• **SUPPLIED INFORMATION**
- - - - - - -

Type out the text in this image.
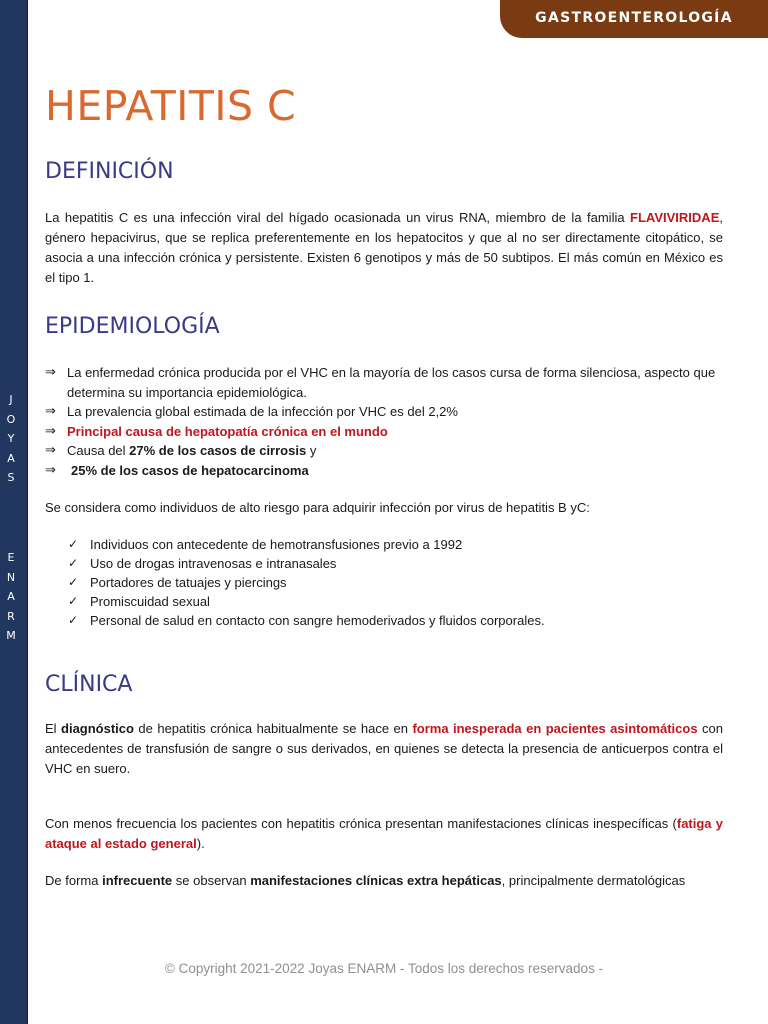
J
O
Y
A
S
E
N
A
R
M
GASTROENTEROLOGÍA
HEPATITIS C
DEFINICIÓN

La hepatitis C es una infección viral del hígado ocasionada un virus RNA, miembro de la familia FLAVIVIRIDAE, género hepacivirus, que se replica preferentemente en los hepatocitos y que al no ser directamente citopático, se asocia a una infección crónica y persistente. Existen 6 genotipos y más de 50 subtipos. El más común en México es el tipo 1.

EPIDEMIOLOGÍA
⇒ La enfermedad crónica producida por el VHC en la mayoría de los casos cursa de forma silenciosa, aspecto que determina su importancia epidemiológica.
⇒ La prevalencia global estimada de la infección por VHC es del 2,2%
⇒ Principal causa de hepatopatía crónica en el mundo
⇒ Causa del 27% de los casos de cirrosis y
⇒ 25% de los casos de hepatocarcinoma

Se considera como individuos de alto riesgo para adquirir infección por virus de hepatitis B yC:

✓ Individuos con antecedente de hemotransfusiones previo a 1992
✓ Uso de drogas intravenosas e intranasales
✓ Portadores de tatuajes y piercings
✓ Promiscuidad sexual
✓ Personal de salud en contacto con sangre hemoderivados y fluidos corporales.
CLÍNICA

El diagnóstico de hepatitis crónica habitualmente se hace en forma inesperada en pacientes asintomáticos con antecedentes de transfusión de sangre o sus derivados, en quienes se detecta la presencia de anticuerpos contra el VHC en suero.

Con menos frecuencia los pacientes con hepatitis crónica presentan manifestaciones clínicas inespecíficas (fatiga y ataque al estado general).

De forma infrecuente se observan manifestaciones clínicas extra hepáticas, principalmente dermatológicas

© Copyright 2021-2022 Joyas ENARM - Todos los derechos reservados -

- - - - - - -

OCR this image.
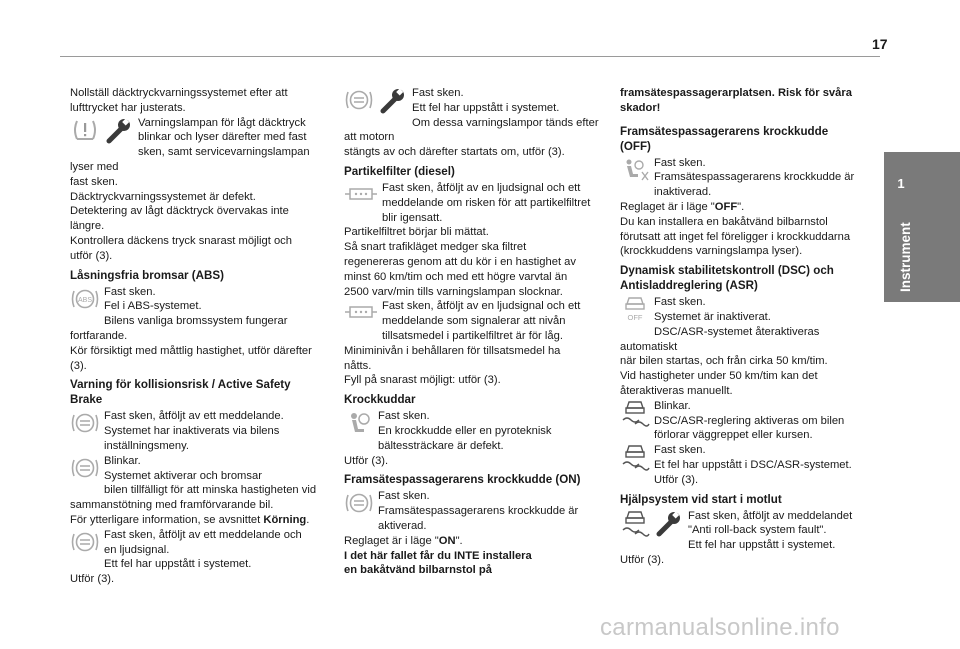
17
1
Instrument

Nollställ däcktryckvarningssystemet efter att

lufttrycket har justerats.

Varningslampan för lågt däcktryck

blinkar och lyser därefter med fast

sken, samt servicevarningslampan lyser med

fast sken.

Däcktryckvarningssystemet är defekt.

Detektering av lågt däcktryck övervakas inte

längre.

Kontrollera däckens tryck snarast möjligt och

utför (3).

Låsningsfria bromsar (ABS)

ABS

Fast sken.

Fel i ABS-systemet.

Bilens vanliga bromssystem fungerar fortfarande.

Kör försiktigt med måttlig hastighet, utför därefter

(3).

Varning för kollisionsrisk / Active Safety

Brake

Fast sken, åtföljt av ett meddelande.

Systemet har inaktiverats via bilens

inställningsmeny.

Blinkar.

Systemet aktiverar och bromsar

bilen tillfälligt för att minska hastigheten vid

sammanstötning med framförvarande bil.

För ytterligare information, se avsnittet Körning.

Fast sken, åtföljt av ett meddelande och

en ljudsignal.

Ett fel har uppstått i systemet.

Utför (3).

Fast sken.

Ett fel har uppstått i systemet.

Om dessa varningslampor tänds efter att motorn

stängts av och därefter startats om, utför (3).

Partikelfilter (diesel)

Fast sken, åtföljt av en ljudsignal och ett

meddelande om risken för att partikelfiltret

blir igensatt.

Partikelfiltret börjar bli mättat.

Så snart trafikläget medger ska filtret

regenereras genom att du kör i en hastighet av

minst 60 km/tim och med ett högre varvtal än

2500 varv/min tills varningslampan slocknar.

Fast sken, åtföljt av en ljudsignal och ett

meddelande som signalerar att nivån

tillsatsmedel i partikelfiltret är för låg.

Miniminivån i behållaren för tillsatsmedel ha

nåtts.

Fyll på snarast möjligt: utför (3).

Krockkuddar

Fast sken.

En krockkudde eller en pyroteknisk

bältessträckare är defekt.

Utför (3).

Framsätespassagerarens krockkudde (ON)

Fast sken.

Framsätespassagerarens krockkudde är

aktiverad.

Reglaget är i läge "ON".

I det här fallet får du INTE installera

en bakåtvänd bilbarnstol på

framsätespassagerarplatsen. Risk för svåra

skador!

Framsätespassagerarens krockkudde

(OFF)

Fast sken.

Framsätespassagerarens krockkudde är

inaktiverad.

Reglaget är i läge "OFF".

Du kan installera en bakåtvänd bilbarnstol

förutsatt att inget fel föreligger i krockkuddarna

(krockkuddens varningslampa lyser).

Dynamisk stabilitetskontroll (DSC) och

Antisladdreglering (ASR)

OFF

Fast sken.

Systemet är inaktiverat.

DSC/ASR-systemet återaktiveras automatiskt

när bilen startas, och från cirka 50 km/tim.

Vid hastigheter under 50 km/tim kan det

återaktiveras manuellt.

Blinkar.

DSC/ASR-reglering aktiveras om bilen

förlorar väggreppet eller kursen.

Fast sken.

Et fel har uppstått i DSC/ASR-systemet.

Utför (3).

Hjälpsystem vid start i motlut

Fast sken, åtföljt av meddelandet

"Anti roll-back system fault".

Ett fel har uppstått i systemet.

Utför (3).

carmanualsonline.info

- - - - - - -

The answer must be a single number: the count of lines in the entries above that contain "snarast".

2